What you are asked to do: Reproduce all entries word for word.

begin Available records

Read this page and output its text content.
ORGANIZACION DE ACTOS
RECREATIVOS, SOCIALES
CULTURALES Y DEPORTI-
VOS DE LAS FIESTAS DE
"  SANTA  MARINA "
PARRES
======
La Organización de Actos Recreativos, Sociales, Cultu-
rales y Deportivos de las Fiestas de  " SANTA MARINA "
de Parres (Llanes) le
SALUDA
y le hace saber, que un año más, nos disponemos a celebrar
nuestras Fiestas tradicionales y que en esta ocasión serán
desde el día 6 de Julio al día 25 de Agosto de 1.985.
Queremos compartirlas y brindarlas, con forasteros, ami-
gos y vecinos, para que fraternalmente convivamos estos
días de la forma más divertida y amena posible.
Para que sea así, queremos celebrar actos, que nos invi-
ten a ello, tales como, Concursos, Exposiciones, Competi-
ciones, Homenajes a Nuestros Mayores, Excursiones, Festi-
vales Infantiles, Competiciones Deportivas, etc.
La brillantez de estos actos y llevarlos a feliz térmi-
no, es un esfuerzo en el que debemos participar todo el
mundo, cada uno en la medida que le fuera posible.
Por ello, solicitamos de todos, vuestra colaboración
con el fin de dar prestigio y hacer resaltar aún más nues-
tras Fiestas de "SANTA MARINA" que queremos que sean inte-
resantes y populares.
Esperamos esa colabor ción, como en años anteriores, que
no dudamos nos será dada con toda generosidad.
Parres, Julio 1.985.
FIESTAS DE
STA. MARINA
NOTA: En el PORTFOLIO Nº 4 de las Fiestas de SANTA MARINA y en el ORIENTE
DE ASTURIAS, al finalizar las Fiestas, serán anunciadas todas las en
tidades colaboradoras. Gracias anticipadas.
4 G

end Available records

Task answer:
Read this page and output its text content.
ORGANIZACION DE ACTOS
RECREATIVOS, SOCIALES
CULTURALES Y DEPORTI-
VOS DE LAS FIESTAS DE
"  SANTA  MARINA "
PARRES
======
La Organización de Actos Recreativos, Sociales, Cultu-
rales y Deportivos de las Fiestas de  " SANTA MARINA "
de Parres (Llanes) le
SALUDA
y le hace saber, que un año más, nos disponemos a celebrar
nuestras Fiestas tradicionales y que en esta ocasión serán
desde el día 6 de Julio al día 25 de Agosto de 1.985.
Queremos compartirlas y brindarlas, con forasteros, ami-
gos y vecinos, para que fraternalmente convivamos estos
días de la forma más divertida y amena posible.
Para que sea así, queremos celebrar actos, que nos invi-
ten a ello, tales como, Concursos, Exposiciones, Competi-
ciones, Homenajes a Nuestros Mayores, Excursiones, Festi-
vales Infantiles, Competiciones Deportivas, etc.
La brillantez de estos actos y llevarlos a feliz térmi-
no, es un esfuerzo en el que debemos participar todo el
mundo, cada uno en la medida que le fuera posible.
Por ello, solicitamos de todos, vuestra colaboración
con el fin de dar prestigio y hacer resaltar aún más nues-
tras Fiestas de "SANTA MARINA" que queremos que sean inte-
resantes y populares.
Esperamos esa colabor ción, como en años anteriores, que
no dudamos nos será dada con toda generosidad.
Parres, Julio 1.985.
FIESTAS DE
STA. MARINA
NOTA: En el PORTFOLIO Nº 4 de las Fiestas de SANTA MARINA y en el ORIENTE
DE ASTURIAS, al finalizar las Fiestas, serán anunciadas todas las en
tidades colaboradoras. Gracias anticipadas.
4 G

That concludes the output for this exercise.